__Given task__. Print the whole listing exactly.

__Recorded data__.
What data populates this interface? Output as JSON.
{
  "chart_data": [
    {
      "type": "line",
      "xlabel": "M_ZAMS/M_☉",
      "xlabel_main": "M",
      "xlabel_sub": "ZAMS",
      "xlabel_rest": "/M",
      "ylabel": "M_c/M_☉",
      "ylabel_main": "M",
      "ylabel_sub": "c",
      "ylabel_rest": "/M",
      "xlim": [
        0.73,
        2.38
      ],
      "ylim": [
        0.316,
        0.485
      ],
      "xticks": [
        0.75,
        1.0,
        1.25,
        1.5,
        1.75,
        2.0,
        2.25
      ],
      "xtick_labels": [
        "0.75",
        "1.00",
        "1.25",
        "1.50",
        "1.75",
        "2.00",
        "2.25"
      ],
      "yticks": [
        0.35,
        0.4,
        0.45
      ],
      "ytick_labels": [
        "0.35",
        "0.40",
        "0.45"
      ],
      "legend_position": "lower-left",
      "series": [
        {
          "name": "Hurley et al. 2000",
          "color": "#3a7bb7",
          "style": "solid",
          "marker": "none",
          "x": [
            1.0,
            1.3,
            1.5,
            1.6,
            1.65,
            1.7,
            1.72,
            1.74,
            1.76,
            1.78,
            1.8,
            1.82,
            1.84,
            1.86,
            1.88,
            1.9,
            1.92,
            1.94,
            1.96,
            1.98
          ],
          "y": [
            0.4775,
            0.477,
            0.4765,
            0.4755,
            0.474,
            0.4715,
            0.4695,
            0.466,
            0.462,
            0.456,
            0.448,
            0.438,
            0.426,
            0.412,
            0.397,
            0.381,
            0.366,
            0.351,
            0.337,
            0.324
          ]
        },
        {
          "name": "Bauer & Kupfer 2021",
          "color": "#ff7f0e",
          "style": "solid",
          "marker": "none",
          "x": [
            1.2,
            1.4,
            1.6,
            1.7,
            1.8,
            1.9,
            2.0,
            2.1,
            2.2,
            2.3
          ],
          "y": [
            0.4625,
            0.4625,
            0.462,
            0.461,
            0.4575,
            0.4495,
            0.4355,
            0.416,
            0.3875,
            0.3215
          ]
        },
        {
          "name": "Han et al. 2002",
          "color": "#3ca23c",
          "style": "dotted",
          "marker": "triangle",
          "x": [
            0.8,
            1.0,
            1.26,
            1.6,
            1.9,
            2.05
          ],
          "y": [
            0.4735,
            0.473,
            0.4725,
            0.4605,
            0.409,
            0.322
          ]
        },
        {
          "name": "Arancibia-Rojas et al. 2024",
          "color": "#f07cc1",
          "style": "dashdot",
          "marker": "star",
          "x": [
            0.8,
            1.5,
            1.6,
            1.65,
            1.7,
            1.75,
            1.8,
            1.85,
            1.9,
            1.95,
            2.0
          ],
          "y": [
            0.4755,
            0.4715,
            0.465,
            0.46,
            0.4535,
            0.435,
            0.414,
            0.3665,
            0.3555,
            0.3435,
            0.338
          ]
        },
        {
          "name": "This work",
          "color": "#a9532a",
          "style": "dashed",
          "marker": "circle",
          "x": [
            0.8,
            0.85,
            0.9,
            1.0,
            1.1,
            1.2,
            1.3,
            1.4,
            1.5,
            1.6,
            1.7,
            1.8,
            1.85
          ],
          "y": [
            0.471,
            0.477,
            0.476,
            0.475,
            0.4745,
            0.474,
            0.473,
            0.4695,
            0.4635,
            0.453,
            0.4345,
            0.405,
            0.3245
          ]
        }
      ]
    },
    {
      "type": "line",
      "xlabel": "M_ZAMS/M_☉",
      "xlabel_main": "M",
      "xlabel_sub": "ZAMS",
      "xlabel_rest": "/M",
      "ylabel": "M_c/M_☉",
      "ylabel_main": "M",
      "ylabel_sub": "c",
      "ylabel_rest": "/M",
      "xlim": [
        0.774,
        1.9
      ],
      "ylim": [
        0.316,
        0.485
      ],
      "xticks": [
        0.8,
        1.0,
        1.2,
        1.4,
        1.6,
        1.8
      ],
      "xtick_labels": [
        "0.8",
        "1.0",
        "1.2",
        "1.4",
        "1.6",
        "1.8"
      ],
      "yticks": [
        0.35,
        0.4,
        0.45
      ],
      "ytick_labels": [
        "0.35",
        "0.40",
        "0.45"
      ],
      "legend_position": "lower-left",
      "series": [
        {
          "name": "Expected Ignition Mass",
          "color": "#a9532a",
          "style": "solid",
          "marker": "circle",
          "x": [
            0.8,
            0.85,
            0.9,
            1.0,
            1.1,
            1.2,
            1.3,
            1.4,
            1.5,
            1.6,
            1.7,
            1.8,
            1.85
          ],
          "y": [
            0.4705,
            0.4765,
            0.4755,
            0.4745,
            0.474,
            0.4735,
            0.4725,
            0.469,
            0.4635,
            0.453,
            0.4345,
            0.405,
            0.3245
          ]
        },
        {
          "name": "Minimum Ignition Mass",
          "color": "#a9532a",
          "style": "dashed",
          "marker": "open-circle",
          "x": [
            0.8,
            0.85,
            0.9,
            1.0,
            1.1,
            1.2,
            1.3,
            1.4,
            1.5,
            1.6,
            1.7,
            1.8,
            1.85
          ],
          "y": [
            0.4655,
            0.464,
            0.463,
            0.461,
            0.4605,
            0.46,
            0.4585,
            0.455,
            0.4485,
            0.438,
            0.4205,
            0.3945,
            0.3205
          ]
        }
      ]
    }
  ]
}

__Exercise response__.
What data populates this interface? Output as JSON.
{
  "chart_data": [
    {
      "type": "line",
      "xlabel": "M_ZAMS/M_☉",
      "xlabel_main": "M",
      "xlabel_sub": "ZAMS",
      "xlabel_rest": "/M",
      "ylabel": "M_c/M_☉",
      "ylabel_main": "M",
      "ylabel_sub": "c",
      "ylabel_rest": "/M",
      "xlim": [
        0.73,
        2.38
      ],
      "ylim": [
        0.316,
        0.485
      ],
      "xticks": [
        0.75,
        1.0,
        1.25,
        1.5,
        1.75,
        2.0,
        2.25
      ],
      "xtick_labels": [
        "0.75",
        "1.00",
        "1.25",
        "1.50",
        "1.75",
        "2.00",
        "2.25"
      ],
      "yticks": [
        0.35,
        0.4,
        0.45
      ],
      "ytick_labels": [
        "0.35",
        "0.40",
        "0.45"
      ],
      "legend_position": "lower-left",
      "series": [
        {
          "name": "Hurley et al. 2000",
          "color": "#3a7bb7",
          "style": "solid",
          "marker": "none",
          "x": [
            1.0,
            1.3,
            1.5,
            1.6,
            1.65,
            1.7,
            1.72,
            1.74,
            1.76,
            1.78,
            1.8,
            1.82,
            1.84,
            1.86,
            1.88,
            1.9,
            1.92,
            1.94,
            1.96,
            1.98
          ],
          "y": [
            0.4775,
            0.477,
            0.4765,
            0.4755,
            0.474,
            0.4715,
            0.4695,
            0.466,
            0.462,
            0.456,
            0.448,
            0.438,
            0.426,
            0.412,
            0.397,
            0.381,
            0.366,
            0.351,
            0.337,
            0.324
          ]
        },
        {
          "name": "Bauer & Kupfer 2021",
          "color": "#ff7f0e",
          "style": "solid",
          "marker": "none",
          "x": [
            1.2,
            1.4,
            1.6,
            1.7,
            1.8,
            1.9,
            2.0,
            2.1,
            2.2,
            2.3
          ],
          "y": [
            0.4625,
            0.4625,
            0.462,
            0.461,
            0.4575,
            0.4495,
            0.4355,
            0.416,
            0.3875,
            0.3215
          ]
        },
        {
          "name": "Han et al. 2002",
          "color": "#3ca23c",
          "style": "dotted",
          "marker": "triangle",
          "x": [
            0.8,
            1.0,
            1.26,
            1.6,
            1.9,
            2.05
          ],
          "y": [
            0.4735,
            0.473,
            0.4725,
            0.4605,
            0.409,
            0.322
          ]
        },
        {
          "name": "Arancibia-Rojas et al. 2024",
          "color": "#f07cc1",
          "style": "dashdot",
          "marker": "star",
          "x": [
            0.8,
            1.5,
            1.6,
            1.65,
            1.7,
            1.75,
            1.8,
            1.85,
            1.9,
            1.95,
            2.0
          ],
          "y": [
            0.4755,
            0.4715,
            0.465,
            0.46,
            0.4535,
            0.435,
            0.414,
            0.3665,
            0.3555,
            0.3435,
            0.338
          ]
        },
        {
          "name": "This work",
          "color": "#a9532a",
          "style": "dashed",
          "marker": "circle",
          "x": [
            0.8,
            0.85,
            0.9,
            1.0,
            1.1,
            1.2,
            1.3,
            1.4,
            1.5,
            1.6,
            1.7,
            1.8,
            1.85
          ],
          "y": [
            0.471,
            0.477,
            0.476,
            0.475,
            0.4745,
            0.474,
            0.473,
            0.4695,
            0.4635,
            0.453,
            0.4345,
            0.405,
            0.3245
          ]
        }
      ]
    },
    {
      "type": "line",
      "xlabel": "M_ZAMS/M_☉",
      "xlabel_main": "M",
      "xlabel_sub": "ZAMS",
      "xlabel_rest": "/M",
      "ylabel": "M_c/M_☉",
      "ylabel_main": "M",
      "ylabel_sub": "c",
      "ylabel_rest": "/M",
      "xlim": [
        0.774,
        1.9
      ],
      "ylim": [
        0.316,
        0.485
      ],
      "xticks": [
        0.8,
        1.0,
        1.2,
        1.4,
        1.6,
        1.8
      ],
      "xtick_labels": [
        "0.8",
        "1.0",
        "1.2",
        "1.4",
        "1.6",
        "1.8"
      ],
      "yticks": [
        0.35,
        0.4,
        0.45
      ],
      "ytick_labels": [
        "0.35",
        "0.40",
        "0.45"
      ],
      "legend_position": "lower-left",
      "series": [
        {
          "name": "Expected Ignition Mass",
          "color": "#a9532a",
          "style": "solid",
          "marker": "circle",
          "x": [
            0.8,
            0.85,
            0.9,
            1.0,
            1.1,
            1.2,
            1.3,
            1.4,
            1.5,
            1.6,
            1.7,
            1.8,
            1.85
          ],
          "y": [
            0.4705,
            0.4765,
            0.4755,
            0.4745,
            0.474,
            0.4735,
            0.4725,
            0.469,
            0.4635,
            0.453,
            0.4345,
            0.405,
            0.3245
          ]
        },
        {
          "name": "Minimum Ignition Mass",
          "color": "#a9532a",
          "style": "dashed",
          "marker": "open-circle",
          "x": [
            0.8,
            0.85,
            0.9,
            1.0,
            1.1,
            1.2,
            1.3,
            1.4,
            1.5,
            1.6,
            1.7,
            1.8,
            1.85
          ],
          "y": [
            0.4655,
            0.464,
            0.463,
            0.461,
            0.4605,
            0.46,
            0.4585,
            0.455,
            0.4485,
            0.438,
            0.4205,
            0.3945,
            0.3205
          ]
        }
      ]
    }
  ]
}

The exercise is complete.